**TASK GOAL**:
Comb the records below for the string "will" and copy each line where it turns up.

:: GIVEN INFORMATION ::

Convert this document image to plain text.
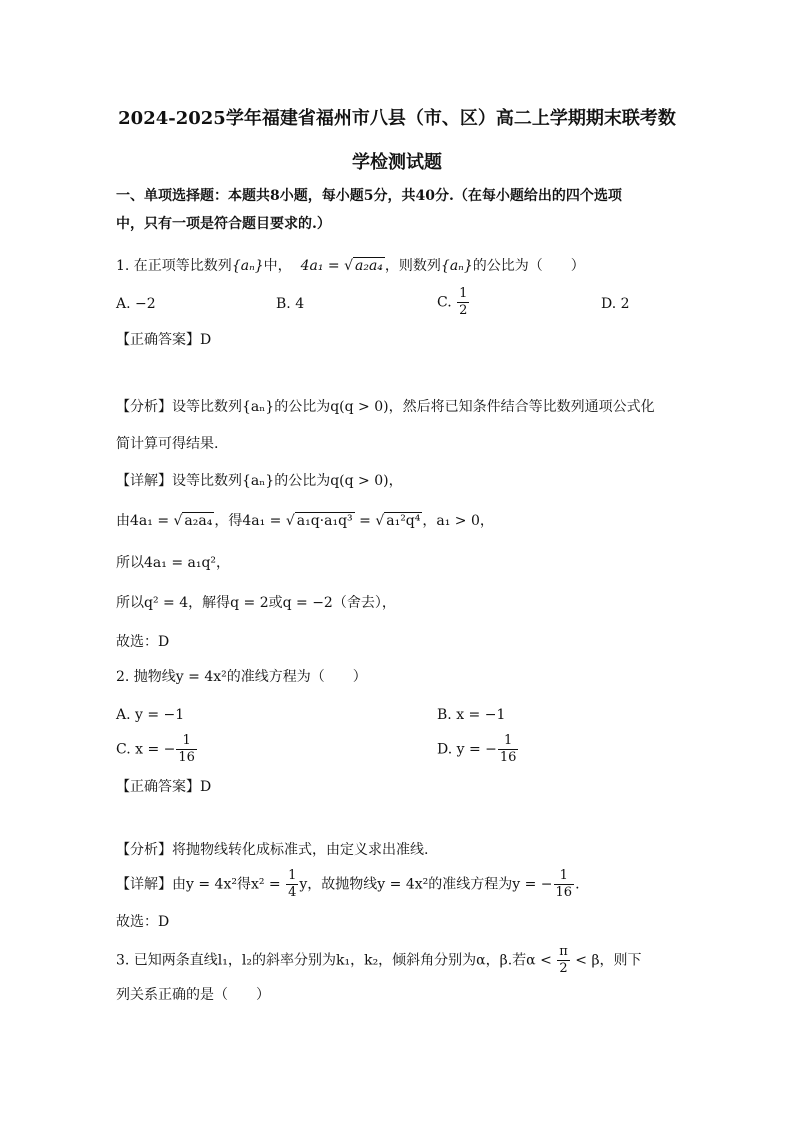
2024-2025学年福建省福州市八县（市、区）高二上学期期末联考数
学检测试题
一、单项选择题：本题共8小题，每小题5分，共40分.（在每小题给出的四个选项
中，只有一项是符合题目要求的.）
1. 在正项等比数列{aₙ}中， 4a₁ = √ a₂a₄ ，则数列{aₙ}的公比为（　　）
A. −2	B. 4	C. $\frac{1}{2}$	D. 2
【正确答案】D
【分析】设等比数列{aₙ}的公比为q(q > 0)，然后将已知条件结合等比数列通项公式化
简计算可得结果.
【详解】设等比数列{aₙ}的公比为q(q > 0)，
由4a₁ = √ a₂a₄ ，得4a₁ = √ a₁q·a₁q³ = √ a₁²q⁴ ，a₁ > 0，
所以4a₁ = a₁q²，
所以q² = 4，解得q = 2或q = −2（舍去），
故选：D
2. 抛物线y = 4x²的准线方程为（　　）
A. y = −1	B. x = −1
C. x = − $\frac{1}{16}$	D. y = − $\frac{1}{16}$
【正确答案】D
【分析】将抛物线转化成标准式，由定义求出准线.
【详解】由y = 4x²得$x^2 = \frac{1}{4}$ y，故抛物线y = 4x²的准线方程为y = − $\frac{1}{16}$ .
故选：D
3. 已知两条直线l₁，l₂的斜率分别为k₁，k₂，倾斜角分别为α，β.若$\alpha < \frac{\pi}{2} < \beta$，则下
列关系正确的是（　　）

:::
:: GIVEN INFORMATION ::

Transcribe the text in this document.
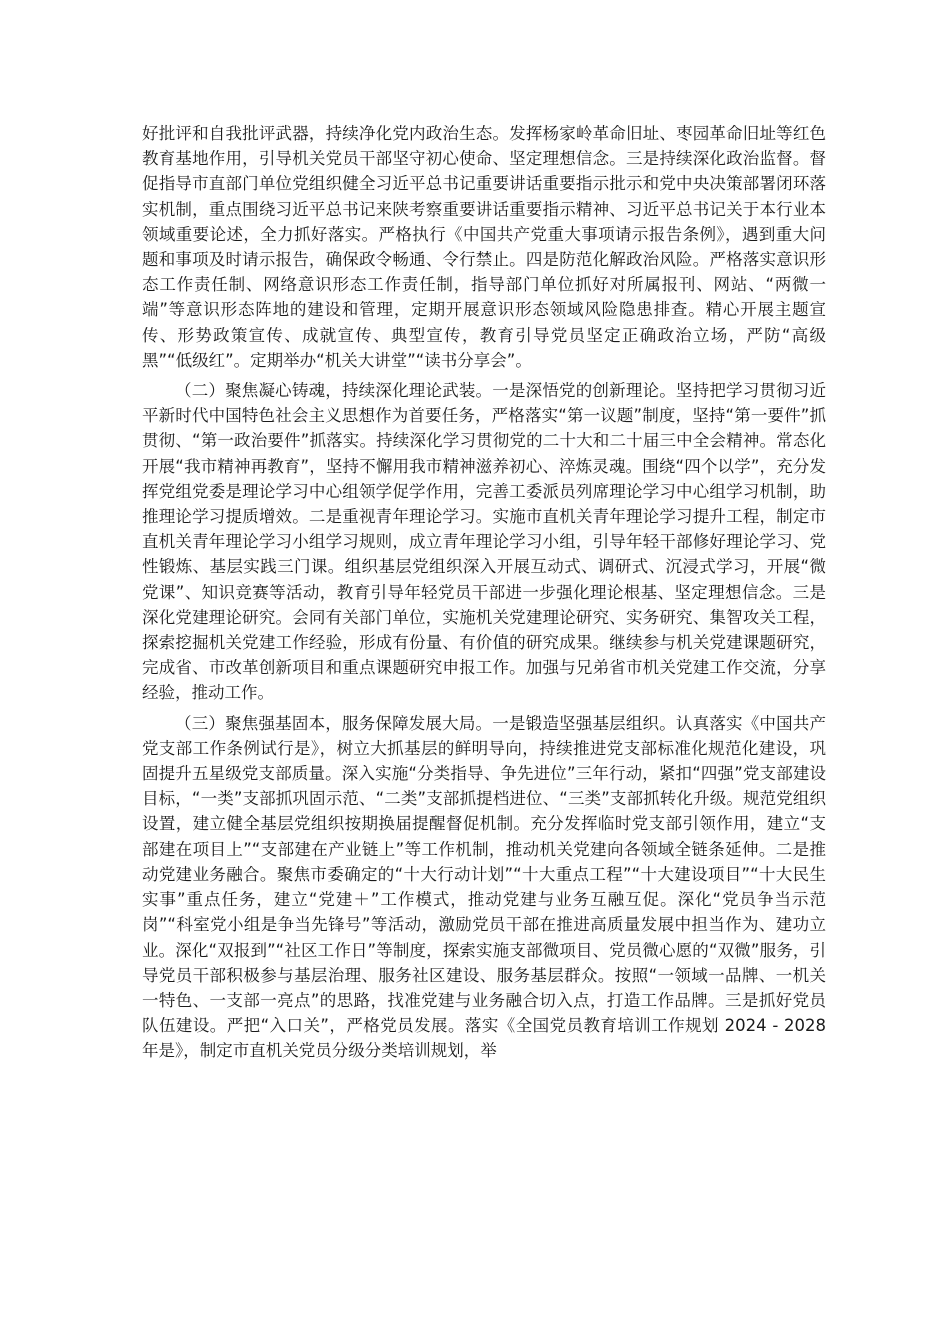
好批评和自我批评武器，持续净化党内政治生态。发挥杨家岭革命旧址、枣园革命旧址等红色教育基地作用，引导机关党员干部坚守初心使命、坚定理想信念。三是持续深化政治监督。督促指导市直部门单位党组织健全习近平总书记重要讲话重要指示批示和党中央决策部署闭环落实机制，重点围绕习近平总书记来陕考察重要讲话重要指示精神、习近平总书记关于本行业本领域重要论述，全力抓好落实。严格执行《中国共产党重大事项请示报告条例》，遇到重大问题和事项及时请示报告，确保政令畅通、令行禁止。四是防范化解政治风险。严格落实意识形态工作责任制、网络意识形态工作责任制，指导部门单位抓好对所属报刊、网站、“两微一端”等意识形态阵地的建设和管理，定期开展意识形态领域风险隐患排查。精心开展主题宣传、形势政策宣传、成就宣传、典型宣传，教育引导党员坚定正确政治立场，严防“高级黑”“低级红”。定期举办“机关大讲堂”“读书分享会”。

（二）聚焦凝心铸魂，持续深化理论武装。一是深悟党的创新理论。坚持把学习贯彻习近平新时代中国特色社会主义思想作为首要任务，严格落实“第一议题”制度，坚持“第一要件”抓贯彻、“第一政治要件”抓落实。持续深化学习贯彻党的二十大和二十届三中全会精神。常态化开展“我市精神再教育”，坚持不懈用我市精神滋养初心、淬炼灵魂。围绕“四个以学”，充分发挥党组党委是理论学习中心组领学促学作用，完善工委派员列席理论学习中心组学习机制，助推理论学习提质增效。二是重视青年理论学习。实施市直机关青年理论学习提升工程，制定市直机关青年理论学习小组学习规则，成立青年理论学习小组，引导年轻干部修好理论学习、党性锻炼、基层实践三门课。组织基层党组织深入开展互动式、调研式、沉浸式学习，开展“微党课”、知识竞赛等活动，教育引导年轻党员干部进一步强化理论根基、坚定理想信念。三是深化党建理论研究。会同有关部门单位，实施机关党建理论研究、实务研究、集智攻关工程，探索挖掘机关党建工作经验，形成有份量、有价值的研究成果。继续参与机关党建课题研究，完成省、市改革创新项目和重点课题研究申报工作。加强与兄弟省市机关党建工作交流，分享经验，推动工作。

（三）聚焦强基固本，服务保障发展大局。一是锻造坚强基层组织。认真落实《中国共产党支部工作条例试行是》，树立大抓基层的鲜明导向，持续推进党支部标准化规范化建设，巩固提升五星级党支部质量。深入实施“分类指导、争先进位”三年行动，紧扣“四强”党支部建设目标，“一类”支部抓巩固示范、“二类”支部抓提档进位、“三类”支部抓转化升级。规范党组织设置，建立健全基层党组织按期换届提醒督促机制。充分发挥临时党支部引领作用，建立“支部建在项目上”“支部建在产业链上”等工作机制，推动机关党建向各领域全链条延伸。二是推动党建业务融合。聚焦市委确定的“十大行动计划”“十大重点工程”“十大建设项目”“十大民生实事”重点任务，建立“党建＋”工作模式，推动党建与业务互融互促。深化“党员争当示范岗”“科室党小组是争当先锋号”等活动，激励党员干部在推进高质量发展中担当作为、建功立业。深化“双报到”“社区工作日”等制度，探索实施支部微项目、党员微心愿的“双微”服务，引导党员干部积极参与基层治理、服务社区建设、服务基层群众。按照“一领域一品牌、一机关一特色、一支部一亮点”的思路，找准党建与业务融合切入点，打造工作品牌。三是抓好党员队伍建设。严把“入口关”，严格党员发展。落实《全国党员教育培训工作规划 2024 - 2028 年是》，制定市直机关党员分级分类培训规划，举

:::
:: GIVEN INFORMATION ::

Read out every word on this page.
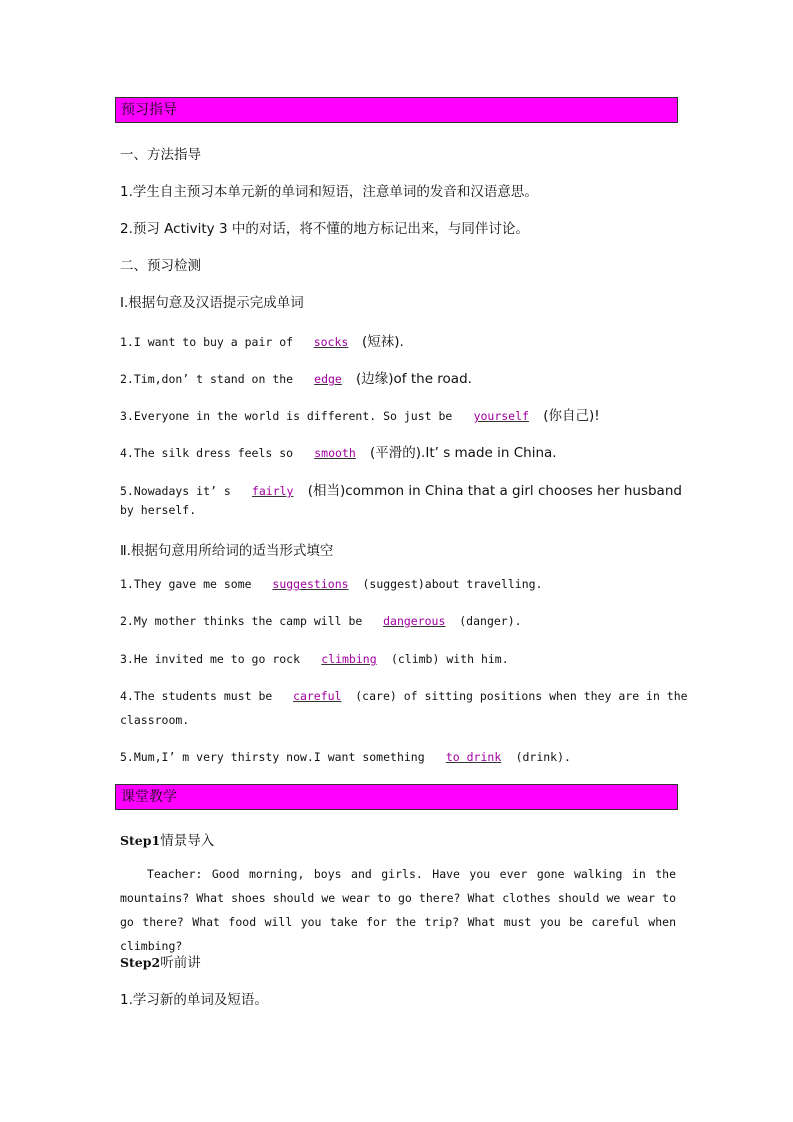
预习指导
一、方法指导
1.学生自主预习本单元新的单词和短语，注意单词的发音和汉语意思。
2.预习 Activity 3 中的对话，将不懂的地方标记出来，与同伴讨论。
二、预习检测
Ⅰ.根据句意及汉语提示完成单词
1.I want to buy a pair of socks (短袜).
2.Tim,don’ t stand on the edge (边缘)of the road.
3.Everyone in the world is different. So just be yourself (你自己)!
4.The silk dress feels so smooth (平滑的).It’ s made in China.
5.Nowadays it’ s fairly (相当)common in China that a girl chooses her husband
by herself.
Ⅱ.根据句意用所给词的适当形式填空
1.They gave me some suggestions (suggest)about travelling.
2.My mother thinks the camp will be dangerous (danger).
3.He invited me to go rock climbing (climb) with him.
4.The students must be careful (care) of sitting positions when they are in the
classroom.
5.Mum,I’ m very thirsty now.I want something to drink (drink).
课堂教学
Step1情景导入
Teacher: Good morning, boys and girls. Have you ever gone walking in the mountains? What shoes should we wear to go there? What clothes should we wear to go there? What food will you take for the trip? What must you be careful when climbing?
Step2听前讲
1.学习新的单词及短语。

:::

**THE RESPONSE**:
2.My mother thinks the camp will be dangerous (danger).
Teacher: Good morning, boys and girls. Have you ever gone walking in the mountains? What shoes should we wear to go there? What clothes should we wear to go there? What food will you take for the trip? What must you be careful when climbing?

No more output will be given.